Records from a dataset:
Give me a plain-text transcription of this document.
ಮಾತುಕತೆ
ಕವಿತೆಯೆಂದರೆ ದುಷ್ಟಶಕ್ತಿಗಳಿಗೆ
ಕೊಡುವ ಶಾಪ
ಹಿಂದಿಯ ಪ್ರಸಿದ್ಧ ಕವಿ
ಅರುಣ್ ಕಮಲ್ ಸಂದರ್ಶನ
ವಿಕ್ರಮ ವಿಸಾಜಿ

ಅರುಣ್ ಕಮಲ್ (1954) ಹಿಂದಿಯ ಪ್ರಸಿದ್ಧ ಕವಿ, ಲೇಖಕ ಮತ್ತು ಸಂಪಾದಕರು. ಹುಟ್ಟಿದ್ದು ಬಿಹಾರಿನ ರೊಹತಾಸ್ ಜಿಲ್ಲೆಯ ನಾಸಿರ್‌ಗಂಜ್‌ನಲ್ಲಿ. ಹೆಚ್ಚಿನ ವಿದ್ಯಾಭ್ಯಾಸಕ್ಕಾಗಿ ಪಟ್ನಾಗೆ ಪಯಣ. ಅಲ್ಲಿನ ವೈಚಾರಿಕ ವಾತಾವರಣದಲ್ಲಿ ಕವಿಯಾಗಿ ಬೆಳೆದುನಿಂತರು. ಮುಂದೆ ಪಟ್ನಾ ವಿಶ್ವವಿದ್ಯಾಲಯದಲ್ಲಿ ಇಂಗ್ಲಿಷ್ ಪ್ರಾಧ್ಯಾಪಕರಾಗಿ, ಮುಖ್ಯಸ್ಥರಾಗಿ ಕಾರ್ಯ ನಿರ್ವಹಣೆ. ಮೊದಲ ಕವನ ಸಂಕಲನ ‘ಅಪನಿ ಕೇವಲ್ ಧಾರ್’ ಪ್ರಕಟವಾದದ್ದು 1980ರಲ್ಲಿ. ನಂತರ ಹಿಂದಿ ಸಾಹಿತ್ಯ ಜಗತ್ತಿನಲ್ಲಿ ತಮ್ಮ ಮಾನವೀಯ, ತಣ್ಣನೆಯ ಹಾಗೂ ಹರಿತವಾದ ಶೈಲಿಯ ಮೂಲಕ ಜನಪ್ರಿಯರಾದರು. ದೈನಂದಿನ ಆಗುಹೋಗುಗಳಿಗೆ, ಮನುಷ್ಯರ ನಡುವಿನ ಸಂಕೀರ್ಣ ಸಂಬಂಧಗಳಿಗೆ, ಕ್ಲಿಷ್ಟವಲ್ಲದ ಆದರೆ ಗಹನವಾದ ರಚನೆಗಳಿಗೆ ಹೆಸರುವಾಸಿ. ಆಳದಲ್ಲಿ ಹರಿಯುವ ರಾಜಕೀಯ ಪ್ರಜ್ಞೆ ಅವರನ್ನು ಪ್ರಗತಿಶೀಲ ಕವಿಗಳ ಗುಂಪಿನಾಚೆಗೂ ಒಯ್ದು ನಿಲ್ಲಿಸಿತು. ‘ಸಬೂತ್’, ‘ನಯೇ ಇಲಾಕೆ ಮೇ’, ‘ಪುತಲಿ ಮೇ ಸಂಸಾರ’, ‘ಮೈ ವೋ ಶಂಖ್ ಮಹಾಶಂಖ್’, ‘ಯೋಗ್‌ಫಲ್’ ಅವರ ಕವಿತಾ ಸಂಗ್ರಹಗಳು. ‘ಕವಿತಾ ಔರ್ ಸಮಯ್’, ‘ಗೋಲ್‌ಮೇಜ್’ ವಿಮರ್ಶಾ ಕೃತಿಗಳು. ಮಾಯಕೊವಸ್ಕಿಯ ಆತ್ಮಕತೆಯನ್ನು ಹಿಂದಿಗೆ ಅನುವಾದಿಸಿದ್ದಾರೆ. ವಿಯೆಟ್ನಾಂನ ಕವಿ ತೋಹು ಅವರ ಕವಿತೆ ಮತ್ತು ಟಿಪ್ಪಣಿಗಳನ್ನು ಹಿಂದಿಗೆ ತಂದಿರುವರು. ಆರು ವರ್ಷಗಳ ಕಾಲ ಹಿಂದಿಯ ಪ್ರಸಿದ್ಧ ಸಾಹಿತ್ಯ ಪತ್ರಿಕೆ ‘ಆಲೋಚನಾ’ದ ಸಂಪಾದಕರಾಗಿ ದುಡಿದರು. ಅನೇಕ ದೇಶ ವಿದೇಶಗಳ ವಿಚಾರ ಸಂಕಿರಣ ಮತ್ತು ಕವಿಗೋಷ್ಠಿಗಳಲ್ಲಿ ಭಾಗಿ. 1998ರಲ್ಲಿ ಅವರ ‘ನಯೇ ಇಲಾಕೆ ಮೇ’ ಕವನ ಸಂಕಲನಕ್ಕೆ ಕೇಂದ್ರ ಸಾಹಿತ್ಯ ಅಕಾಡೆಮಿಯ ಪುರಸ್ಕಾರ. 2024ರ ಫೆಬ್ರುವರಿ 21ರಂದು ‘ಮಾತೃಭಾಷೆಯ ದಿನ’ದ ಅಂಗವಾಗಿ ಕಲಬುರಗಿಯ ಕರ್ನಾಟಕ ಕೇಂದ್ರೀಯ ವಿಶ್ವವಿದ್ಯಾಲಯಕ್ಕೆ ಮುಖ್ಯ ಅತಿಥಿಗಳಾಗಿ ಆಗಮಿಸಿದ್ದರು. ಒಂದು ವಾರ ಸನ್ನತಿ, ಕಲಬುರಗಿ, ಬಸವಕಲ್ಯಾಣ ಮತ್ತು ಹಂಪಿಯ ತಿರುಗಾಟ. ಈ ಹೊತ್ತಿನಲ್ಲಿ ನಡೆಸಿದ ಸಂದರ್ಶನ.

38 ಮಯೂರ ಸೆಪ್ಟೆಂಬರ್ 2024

▶ _Task directions_: Write out all the lines again, exactly as they are.

▶ _Complete response_:
Give me a plain-text transcription of this document.
ಮಾತುಕತೆ
ಕವಿತೆಯೆಂದರೆ ದುಷ್ಟಶಕ್ತಿಗಳಿಗೆ
ಕೊಡುವ ಶಾಪ
ಹಿಂದಿಯ ಪ್ರಸಿದ್ಧ ಕವಿ
ಅರುಣ್ ಕಮಲ್ ಸಂದರ್ಶನ
ವಿಕ್ರಮ ವಿಸಾಜಿ

ಅರುಣ್ ಕಮಲ್ (1954) ಹಿಂದಿಯ ಪ್ರಸಿದ್ಧ ಕವಿ, ಲೇಖಕ ಮತ್ತು ಸಂಪಾದಕರು. ಹುಟ್ಟಿದ್ದು ಬಿಹಾರಿನ ರೊಹತಾಸ್ ಜಿಲ್ಲೆಯ ನಾಸಿರ್‌ಗಂಜ್‌ನಲ್ಲಿ. ಹೆಚ್ಚಿನ ವಿದ್ಯಾಭ್ಯಾಸಕ್ಕಾಗಿ ಪಟ್ನಾಗೆ ಪಯಣ. ಅಲ್ಲಿನ ವೈಚಾರಿಕ ವಾತಾವರಣದಲ್ಲಿ ಕವಿಯಾಗಿ ಬೆಳೆದುನಿಂತರು. ಮುಂದೆ ಪಟ್ನಾ ವಿಶ್ವವಿದ್ಯಾಲಯದಲ್ಲಿ ಇಂಗ್ಲಿಷ್ ಪ್ರಾಧ್ಯಾಪಕರಾಗಿ, ಮುಖ್ಯಸ್ಥರಾಗಿ ಕಾರ್ಯ ನಿರ್ವಹಣೆ. ಮೊದಲ ಕವನ ಸಂಕಲನ ‘ಅಪನಿ ಕೇವಲ್ ಧಾರ್’ ಪ್ರಕಟವಾದದ್ದು 1980ರಲ್ಲಿ. ನಂತರ ಹಿಂದಿ ಸಾಹಿತ್ಯ ಜಗತ್ತಿನಲ್ಲಿ ತಮ್ಮ ಮಾನವೀಯ, ತಣ್ಣನೆಯ ಹಾಗೂ ಹರಿತವಾದ ಶೈಲಿಯ ಮೂಲಕ ಜನಪ್ರಿಯರಾದರು. ದೈನಂದಿನ ಆಗುಹೋಗುಗಳಿಗೆ, ಮನುಷ್ಯರ ನಡುವಿನ ಸಂಕೀರ್ಣ ಸಂಬಂಧಗಳಿಗೆ, ಕ್ಲಿಷ್ಟವಲ್ಲದ ಆದರೆ ಗಹನವಾದ ರಚನೆಗಳಿಗೆ ಹೆಸರುವಾಸಿ. ಆಳದಲ್ಲಿ ಹರಿಯುವ ರಾಜಕೀಯ ಪ್ರಜ್ಞೆ ಅವರನ್ನು ಪ್ರಗತಿಶೀಲ ಕವಿಗಳ ಗುಂಪಿನಾಚೆಗೂ ಒಯ್ದು ನಿಲ್ಲಿಸಿತು. ‘ಸಬೂತ್’, ‘ನಯೇ ಇಲಾಕೆ ಮೇ’, ‘ಪುತಲಿ ಮೇ ಸಂಸಾರ’, ‘ಮೈ ವೋ ಶಂಖ್ ಮಹಾಶಂಖ್’, ‘ಯೋಗ್‌ಫಲ್’ ಅವರ ಕವಿತಾ ಸಂಗ್ರಹಗಳು. ‘ಕವಿತಾ ಔರ್ ಸಮಯ್’, ‘ಗೋಲ್‌ಮೇಜ್’ ವಿಮರ್ಶಾ ಕೃತಿಗಳು. ಮಾಯಕೊವಸ್ಕಿಯ ಆತ್ಮಕತೆಯನ್ನು ಹಿಂದಿಗೆ ಅನುವಾದಿಸಿದ್ದಾರೆ. ವಿಯೆಟ್ನಾಂನ ಕವಿ ತೋಹು ಅವರ ಕವಿತೆ ಮತ್ತು ಟಿಪ್ಪಣಿಗಳನ್ನು ಹಿಂದಿಗೆ ತಂದಿರುವರು. ಆರು ವರ್ಷಗಳ ಕಾಲ ಹಿಂದಿಯ ಪ್ರಸಿದ್ಧ ಸಾಹಿತ್ಯ ಪತ್ರಿಕೆ ‘ಆಲೋಚನಾ’ದ ಸಂಪಾದಕರಾಗಿ ದುಡಿದರು. ಅನೇಕ ದೇಶ ವಿದೇಶಗಳ ವಿಚಾರ ಸಂಕಿರಣ ಮತ್ತು ಕವಿಗೋಷ್ಠಿಗಳಲ್ಲಿ ಭಾಗಿ. 1998ರಲ್ಲಿ ಅವರ ‘ನಯೇ ಇಲಾಕೆ ಮೇ’ ಕವನ ಸಂಕಲನಕ್ಕೆ ಕೇಂದ್ರ ಸಾಹಿತ್ಯ ಅಕಾಡೆಮಿಯ ಪುರಸ್ಕಾರ. 2024ರ ಫೆಬ್ರುವರಿ 21ರಂದು ‘ಮಾತೃಭಾಷೆಯ ದಿನ’ದ ಅಂಗವಾಗಿ ಕಲಬುರಗಿಯ ಕರ್ನಾಟಕ ಕೇಂದ್ರೀಯ ವಿಶ್ವವಿದ್ಯಾಲಯಕ್ಕೆ ಮುಖ್ಯ ಅತಿಥಿಗಳಾಗಿ ಆಗಮಿಸಿದ್ದರು. ಒಂದು ವಾರ ಸನ್ನತಿ, ಕಲಬುರಗಿ, ಬಸವಕಲ್ಯಾಣ ಮತ್ತು ಹಂಪಿಯ ತಿರುಗಾಟ. ಈ ಹೊತ್ತಿನಲ್ಲಿ ನಡೆಸಿದ ಸಂದರ್ಶನ.

38 ಮಯೂರ ಸೆಪ್ಟೆಂಬರ್ 2024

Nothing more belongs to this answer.